— Job —
Copy out each line of the material in which the word "this" appears.
+ + + + + + +
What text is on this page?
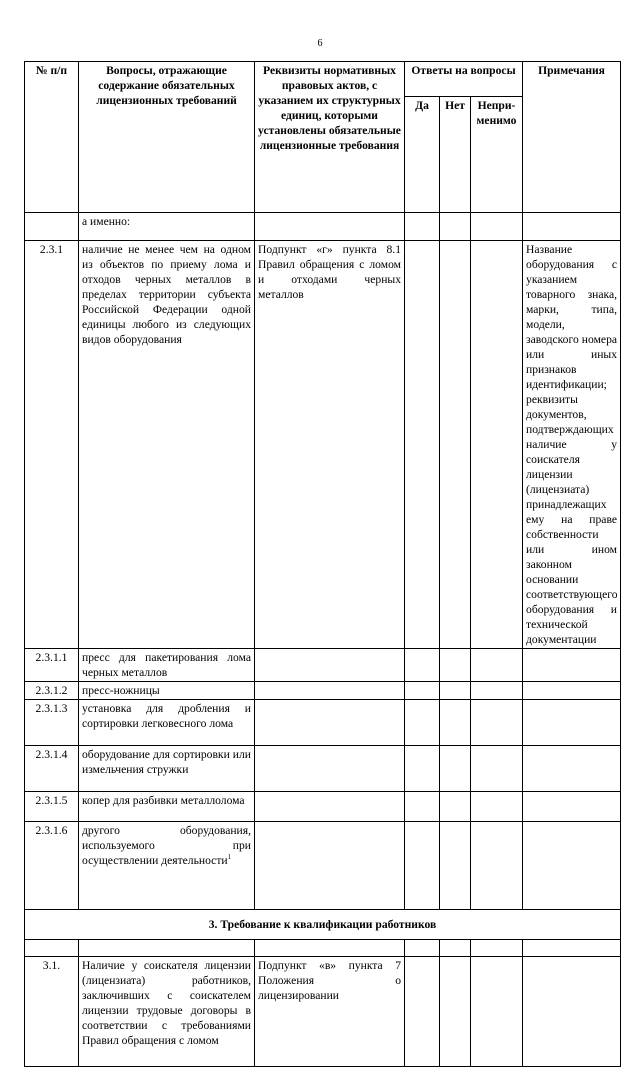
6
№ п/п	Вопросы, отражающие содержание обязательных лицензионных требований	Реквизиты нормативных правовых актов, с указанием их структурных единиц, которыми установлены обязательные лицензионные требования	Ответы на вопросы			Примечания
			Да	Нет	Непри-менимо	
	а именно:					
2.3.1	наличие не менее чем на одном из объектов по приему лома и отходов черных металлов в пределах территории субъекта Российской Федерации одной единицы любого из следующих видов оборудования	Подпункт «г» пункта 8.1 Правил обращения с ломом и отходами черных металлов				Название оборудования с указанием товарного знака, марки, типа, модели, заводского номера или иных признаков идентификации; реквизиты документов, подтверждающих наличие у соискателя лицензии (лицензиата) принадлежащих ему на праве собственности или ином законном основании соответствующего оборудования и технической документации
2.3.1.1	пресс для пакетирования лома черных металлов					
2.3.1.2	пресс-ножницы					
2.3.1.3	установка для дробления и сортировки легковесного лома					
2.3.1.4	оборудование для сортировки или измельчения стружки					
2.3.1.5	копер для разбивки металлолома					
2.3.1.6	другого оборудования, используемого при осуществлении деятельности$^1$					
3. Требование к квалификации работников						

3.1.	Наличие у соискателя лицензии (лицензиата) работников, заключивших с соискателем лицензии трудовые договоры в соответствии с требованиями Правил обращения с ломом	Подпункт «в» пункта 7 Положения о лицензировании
+ + + + + + +
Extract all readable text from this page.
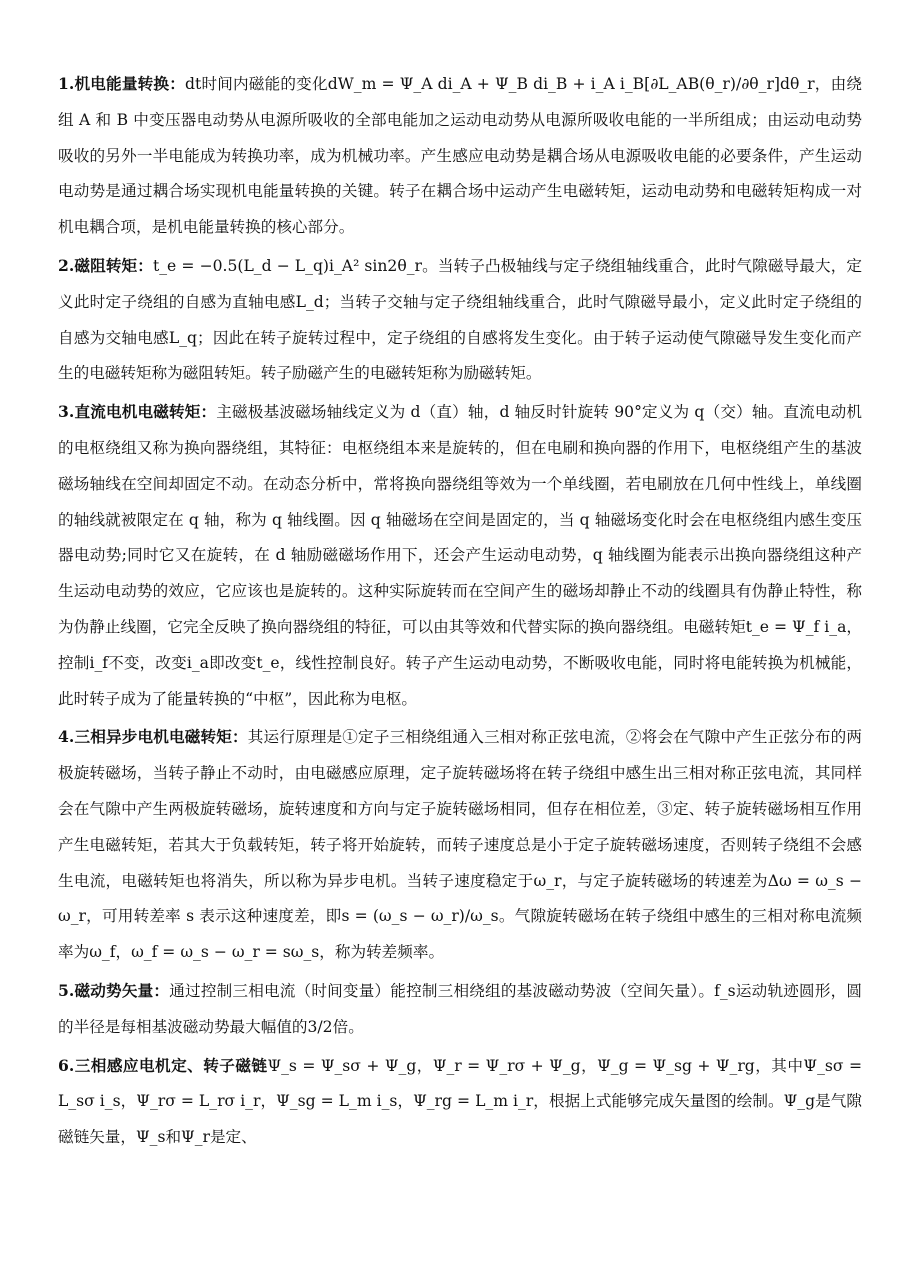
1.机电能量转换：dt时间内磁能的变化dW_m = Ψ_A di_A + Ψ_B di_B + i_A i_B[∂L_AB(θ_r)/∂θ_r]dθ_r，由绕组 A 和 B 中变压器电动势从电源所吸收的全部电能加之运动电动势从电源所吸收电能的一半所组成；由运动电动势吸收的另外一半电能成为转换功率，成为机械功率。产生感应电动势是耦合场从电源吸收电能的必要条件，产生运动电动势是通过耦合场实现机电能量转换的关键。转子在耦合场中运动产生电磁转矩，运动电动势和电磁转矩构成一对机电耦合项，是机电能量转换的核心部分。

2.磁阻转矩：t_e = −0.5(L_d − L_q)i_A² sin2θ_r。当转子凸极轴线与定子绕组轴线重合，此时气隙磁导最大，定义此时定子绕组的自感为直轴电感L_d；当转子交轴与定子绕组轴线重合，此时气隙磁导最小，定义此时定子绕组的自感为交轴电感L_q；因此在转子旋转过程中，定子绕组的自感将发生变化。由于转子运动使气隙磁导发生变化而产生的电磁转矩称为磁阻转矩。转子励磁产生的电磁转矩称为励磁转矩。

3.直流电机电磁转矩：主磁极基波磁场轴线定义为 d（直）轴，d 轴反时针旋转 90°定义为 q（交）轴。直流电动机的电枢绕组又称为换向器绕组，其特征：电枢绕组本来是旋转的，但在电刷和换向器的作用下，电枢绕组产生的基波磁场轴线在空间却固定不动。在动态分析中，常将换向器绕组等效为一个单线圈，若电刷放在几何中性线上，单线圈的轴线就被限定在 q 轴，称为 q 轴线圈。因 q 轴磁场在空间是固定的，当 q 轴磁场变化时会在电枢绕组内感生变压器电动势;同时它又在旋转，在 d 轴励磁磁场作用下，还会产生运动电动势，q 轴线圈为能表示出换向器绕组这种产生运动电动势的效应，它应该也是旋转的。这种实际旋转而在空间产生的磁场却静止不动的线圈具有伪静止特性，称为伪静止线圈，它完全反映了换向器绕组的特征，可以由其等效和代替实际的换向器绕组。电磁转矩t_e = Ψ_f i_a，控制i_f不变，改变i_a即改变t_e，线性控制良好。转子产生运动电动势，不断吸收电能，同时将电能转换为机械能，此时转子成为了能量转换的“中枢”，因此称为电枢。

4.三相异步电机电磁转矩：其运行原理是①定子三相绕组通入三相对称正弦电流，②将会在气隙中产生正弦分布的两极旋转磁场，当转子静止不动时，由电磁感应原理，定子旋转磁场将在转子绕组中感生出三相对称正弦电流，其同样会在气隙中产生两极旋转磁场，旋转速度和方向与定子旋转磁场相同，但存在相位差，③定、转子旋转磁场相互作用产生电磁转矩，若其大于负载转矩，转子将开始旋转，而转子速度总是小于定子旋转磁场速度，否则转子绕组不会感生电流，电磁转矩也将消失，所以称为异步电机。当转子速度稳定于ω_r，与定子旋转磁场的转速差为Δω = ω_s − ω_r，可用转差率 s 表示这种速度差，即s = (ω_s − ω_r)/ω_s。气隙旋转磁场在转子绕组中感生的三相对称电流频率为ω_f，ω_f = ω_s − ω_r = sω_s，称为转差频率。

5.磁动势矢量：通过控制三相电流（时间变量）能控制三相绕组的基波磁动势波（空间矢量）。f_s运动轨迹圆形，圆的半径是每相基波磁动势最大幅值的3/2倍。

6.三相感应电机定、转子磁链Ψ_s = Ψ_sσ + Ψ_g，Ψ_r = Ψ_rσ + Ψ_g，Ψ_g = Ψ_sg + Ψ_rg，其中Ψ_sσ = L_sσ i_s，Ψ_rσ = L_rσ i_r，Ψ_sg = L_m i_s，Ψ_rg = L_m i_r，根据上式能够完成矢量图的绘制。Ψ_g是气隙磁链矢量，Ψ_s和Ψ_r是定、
+ + + + + + +
— Problem solution —
What text is on this page?
Extract all readable text from this page.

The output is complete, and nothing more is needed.